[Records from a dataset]
■ ■ ■ ■ ■

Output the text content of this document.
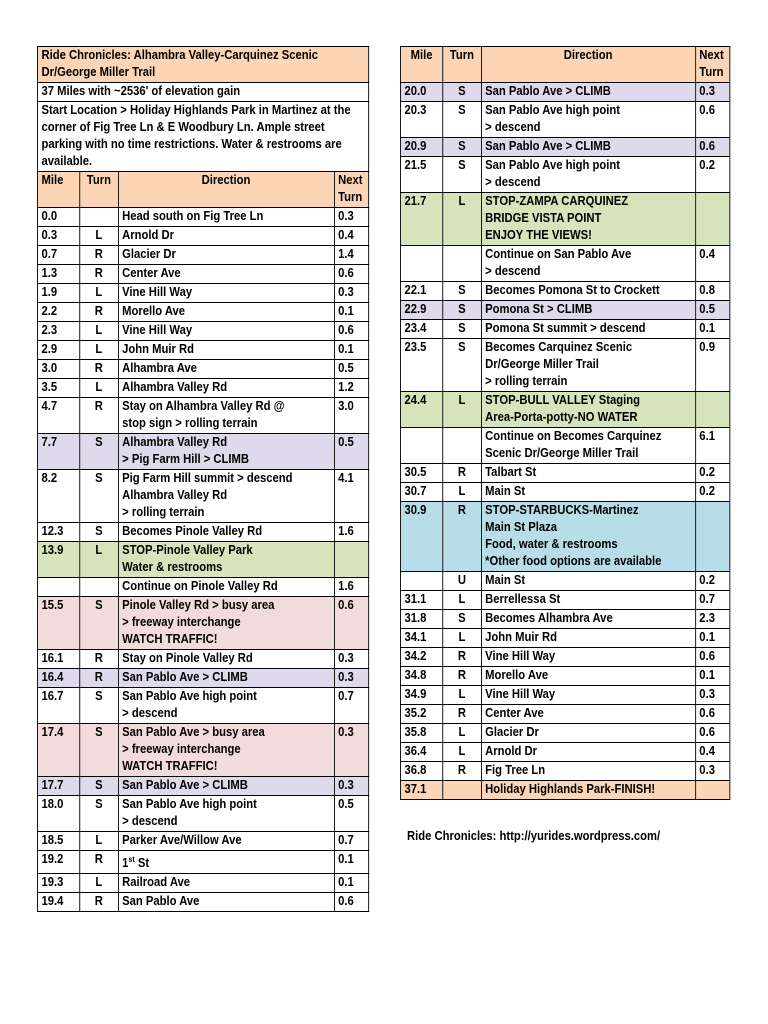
Ride Chronicles: Alhambra Valley-Carquinez Scenic Dr/George Miller Trail			
37 Miles with ~2536' of elevation gain			
Start Location > Holiday Highlands Park in Martinez at the corner of Fig Tree Ln & E Woodbury Ln. Ample street parking with no time restrictions. Water & restrooms are available.			
Mile	Turn	Direction	Next
Turn
0.0		Head south on Fig Tree Ln	0.3
0.3	L	Arnold Dr	0.4
0.7	R	Glacier Dr	1.4
1.3	R	Center Ave	0.6
1.9	L	Vine Hill Way	0.3
2.2	R	Morello Ave	0.1
2.3	L	Vine Hill Way	0.6
2.9	L	John Muir Rd	0.1
3.0	R	Alhambra Ave	0.5
3.5	L	Alhambra Valley Rd	1.2
4.7	R	Stay on Alhambra Valley Rd @
stop sign > rolling terrain	3.0
7.7	S	Alhambra Valley Rd
> Pig Farm Hill > CLIMB	0.5
8.2	S	Pig Farm Hill summit > descend
Alhambra Valley Rd
> rolling terrain	4.1
12.3	S	Becomes Pinole Valley Rd	1.6
13.9	L	STOP-Pinole Valley Park
Water & restrooms	
		Continue on Pinole Valley Rd	1.6
15.5	S	Pinole Valley Rd > busy area
> freeway interchange
WATCH TRAFFIC!	0.6
16.1	R	Stay on Pinole Valley Rd	0.3
16.4	R	San Pablo Ave > CLIMB	0.3
16.7	S	San Pablo Ave high point
> descend	0.7
17.4	S	San Pablo Ave > busy area
> freeway interchange
WATCH TRAFFIC!	0.3
17.7	S	San Pablo Ave > CLIMB	0.3
18.0	S	San Pablo Ave high point
> descend	0.5
18.5	L	Parker Ave/Willow Ave	0.7
19.2	R	1st St	0.1
19.3	L	Railroad Ave	0.1
19.4	R	San Pablo Ave	0.6
Mile	Turn	Direction	Next
Turn
20.0	S	San Pablo Ave > CLIMB	0.3
20.3	S	San Pablo Ave high point
> descend	0.6
20.9	S	San Pablo Ave > CLIMB	0.6
21.5	S	San Pablo Ave high point
> descend	0.2
21.7	L	STOP-ZAMPA CARQUINEZ
BRIDGE VISTA POINT
ENJOY THE VIEWS!	
		Continue on San Pablo Ave
> descend	0.4
22.1	S	Becomes Pomona St to Crockett	0.8
22.9	S	Pomona St > CLIMB	0.5
23.4	S	Pomona St summit > descend	0.1
23.5	S	Becomes Carquinez Scenic
Dr/George Miller Trail
> rolling terrain	0.9
24.4	L	STOP-BULL VALLEY Staging
Area-Porta-potty-NO WATER	
		Continue on Becomes Carquinez
Scenic Dr/George Miller Trail	6.1
30.5	R	Talbart St	0.2
30.7	L	Main St	0.2
30.9	R	STOP-STARBUCKS-Martinez
Main St Plaza
Food, water & restrooms
*Other food options are available	
	U	Main St	0.2
31.1	L	Berrellessa St	0.7
31.8	S	Becomes Alhambra Ave	2.3
34.1	L	John Muir Rd	0.1
34.2	R	Vine Hill Way	0.6
34.8	R	Morello Ave	0.1
34.9	L	Vine Hill Way	0.3
35.2	R	Center Ave	0.6
35.8	L	Glacier Dr	0.6
36.4	L	Arnold Dr	0.4
36.8	R	Fig Tree Ln	0.3
37.1		Holiday Highlands Park-FINISH!	
Ride Chronicles: http://yurides.wordpress.com/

■ ■ ■ ■ ■

▶ [Short exercise]: Copy every line from the entries that contains the word "Vine".

▶ [Result]:
1.9	L	Vine Hill Way	0.3
2.3	L	Vine Hill Way	0.6
34.2	R	Vine Hill Way	0.6
34.9	L	Vine Hill Way	0.3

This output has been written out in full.